(Data records)
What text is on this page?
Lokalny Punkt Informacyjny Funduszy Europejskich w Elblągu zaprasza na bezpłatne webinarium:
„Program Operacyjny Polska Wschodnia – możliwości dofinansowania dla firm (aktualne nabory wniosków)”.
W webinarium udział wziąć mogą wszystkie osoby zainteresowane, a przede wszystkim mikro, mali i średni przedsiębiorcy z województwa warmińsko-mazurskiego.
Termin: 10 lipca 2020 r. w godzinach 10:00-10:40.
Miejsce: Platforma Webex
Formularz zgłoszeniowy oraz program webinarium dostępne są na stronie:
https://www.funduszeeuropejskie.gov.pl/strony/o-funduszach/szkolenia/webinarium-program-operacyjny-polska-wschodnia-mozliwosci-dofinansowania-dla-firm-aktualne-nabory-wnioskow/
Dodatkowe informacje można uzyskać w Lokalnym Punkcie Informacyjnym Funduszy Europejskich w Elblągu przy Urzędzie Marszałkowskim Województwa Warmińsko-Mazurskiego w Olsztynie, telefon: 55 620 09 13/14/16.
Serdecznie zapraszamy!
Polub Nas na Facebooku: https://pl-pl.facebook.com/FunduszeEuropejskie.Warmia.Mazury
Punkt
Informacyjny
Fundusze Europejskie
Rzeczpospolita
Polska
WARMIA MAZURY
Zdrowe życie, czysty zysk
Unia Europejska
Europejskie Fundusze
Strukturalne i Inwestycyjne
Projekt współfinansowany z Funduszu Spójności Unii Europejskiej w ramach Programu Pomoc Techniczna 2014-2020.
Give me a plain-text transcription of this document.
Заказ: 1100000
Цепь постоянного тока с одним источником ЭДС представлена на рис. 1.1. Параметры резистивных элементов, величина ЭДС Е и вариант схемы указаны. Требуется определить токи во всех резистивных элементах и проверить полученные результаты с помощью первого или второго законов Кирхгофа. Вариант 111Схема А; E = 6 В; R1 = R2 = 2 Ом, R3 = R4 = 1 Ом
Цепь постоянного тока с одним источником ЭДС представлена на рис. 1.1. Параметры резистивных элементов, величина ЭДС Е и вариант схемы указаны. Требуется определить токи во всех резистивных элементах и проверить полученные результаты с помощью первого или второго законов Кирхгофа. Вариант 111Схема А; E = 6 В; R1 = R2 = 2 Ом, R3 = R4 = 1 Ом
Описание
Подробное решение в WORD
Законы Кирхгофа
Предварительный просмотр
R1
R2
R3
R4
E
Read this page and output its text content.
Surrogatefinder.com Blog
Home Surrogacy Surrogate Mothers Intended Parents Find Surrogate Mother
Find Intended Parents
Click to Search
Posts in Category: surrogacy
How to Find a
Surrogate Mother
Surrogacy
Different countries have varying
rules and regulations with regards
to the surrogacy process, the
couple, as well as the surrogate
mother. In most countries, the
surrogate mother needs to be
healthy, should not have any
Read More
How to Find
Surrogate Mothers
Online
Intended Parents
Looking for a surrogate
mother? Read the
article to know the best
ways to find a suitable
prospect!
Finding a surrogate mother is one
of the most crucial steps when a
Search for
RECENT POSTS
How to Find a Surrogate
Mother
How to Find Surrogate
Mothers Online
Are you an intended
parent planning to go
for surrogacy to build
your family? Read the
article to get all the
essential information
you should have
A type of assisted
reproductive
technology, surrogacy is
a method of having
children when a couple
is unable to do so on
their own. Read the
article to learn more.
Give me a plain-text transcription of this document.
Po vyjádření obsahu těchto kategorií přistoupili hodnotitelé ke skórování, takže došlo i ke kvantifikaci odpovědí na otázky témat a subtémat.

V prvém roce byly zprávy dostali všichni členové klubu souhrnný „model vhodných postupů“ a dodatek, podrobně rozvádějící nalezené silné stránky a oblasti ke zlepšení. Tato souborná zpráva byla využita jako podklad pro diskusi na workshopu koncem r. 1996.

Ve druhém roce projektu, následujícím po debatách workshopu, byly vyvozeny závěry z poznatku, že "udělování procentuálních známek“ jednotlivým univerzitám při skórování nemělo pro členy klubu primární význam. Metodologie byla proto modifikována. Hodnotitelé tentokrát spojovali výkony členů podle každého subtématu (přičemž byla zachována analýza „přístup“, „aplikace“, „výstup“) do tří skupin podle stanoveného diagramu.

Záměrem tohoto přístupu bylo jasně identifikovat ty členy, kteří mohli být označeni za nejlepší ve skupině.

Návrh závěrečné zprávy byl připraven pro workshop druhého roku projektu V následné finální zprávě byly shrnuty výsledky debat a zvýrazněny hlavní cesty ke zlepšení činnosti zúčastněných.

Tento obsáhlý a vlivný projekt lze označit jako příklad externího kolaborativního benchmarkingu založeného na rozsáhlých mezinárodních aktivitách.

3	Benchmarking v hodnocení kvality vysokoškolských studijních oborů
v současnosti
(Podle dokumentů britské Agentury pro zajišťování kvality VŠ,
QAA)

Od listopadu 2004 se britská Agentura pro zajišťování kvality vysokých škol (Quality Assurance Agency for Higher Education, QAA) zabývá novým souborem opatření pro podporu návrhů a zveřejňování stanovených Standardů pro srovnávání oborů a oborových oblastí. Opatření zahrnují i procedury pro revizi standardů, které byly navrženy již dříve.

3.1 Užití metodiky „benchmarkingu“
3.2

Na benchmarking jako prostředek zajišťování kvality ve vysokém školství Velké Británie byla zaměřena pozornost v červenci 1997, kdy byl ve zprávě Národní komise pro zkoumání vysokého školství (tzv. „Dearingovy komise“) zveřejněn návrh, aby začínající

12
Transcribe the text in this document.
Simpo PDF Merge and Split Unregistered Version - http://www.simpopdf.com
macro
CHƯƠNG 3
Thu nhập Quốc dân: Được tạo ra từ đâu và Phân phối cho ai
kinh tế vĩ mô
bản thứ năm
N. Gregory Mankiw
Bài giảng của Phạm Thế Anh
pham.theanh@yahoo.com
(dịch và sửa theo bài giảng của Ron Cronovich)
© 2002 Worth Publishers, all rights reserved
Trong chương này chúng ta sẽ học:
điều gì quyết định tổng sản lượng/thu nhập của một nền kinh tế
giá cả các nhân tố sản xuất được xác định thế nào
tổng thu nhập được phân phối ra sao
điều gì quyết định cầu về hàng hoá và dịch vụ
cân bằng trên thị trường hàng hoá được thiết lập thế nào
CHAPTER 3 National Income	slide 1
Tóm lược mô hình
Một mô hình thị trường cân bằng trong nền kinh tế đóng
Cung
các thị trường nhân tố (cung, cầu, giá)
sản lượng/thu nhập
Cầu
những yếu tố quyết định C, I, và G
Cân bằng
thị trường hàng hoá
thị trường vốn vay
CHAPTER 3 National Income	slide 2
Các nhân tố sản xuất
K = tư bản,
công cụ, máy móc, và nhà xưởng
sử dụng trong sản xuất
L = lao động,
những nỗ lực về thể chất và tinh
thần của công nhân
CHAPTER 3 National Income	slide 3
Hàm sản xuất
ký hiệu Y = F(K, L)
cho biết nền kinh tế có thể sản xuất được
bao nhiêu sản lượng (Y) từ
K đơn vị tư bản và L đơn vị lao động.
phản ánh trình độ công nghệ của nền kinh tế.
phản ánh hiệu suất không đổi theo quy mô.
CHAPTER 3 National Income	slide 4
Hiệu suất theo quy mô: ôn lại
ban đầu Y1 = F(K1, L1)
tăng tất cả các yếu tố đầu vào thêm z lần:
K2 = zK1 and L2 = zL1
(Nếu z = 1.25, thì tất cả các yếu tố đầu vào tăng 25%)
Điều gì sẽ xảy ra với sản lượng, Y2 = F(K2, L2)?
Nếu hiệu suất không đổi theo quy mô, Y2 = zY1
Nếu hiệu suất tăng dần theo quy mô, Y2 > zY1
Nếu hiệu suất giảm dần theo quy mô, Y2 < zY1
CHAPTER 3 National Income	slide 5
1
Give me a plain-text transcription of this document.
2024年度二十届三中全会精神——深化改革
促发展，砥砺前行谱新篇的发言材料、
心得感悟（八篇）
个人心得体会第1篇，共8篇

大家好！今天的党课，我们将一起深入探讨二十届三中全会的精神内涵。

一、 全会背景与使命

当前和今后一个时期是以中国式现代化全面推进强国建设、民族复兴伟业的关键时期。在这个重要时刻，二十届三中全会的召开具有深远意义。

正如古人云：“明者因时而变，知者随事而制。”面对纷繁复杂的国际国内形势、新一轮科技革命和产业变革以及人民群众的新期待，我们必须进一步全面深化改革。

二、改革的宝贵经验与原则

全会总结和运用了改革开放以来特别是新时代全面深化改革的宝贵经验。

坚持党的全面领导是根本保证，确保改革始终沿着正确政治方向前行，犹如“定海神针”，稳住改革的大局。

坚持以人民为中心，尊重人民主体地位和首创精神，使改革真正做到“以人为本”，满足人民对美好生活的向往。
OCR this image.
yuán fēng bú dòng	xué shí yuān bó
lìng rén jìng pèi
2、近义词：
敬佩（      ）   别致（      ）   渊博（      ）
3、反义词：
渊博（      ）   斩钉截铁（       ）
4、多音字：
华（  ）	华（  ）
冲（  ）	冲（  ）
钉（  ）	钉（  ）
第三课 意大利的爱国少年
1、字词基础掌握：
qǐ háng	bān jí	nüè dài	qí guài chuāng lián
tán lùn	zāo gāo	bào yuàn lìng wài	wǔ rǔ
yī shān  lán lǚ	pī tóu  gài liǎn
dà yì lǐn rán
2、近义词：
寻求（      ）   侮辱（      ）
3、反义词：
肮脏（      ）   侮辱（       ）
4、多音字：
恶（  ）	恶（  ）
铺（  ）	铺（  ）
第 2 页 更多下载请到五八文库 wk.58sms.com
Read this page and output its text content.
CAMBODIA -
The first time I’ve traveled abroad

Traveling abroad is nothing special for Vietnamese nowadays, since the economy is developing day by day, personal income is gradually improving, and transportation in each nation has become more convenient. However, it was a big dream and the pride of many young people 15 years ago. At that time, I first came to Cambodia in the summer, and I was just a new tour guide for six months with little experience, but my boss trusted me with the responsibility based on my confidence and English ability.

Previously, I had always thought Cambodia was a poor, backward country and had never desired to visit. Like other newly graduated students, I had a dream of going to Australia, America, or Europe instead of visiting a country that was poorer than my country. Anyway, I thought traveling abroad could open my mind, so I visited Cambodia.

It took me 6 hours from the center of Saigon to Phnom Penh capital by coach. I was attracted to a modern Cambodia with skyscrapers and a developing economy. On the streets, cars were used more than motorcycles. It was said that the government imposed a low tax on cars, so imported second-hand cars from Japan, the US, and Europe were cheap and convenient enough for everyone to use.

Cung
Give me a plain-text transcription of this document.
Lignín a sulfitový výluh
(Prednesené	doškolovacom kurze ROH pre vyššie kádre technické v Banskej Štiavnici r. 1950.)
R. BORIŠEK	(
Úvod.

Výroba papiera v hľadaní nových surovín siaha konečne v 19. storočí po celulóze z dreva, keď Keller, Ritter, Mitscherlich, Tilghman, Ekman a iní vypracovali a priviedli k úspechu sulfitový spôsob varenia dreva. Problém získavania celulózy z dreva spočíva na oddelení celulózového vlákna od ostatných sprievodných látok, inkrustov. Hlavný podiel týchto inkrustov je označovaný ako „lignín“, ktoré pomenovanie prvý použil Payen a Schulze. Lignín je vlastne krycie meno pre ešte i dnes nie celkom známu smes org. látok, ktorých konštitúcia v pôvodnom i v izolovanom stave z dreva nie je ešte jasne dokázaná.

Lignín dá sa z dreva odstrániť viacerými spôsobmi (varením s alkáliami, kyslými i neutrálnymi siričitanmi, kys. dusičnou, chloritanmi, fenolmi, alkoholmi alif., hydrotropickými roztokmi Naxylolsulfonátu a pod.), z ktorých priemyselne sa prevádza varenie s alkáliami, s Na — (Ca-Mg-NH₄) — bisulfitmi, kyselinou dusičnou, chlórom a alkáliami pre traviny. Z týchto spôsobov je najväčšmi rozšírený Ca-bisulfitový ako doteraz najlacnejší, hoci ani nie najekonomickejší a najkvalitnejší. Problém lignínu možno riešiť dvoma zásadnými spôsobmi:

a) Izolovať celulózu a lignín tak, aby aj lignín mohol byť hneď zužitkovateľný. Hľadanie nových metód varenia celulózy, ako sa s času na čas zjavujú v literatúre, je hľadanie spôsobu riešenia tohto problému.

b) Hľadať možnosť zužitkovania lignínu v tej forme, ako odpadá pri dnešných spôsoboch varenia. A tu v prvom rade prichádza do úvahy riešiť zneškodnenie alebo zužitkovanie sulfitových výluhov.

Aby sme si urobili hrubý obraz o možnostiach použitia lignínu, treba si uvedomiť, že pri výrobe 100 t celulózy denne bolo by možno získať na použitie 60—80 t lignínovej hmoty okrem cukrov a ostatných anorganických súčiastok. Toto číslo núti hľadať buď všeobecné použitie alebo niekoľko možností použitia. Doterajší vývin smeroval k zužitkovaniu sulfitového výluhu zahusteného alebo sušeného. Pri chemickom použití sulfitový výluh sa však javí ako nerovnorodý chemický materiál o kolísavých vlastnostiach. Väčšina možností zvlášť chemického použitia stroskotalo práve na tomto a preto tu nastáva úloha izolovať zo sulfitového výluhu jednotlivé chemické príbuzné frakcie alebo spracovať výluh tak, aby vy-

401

- [BRIEF] Copy out every line of the material above that mentions the word "Elblągu".

- [RESULT OF THIS TASK]
Lokalny Punkt Informacyjny Funduszy Europejskich w Elblągu zaprasza na bezpłatne webinarium:
Dodatkowe informacje można uzyskać w Lokalnym Punkcie Informacyjnym Funduszy Europejskich w Elblągu przy Urzędzie Marszałkowskim Województwa Warmińsko-Mazurskiego w Olsztynie, telefon: 55 620 09 13/14/16.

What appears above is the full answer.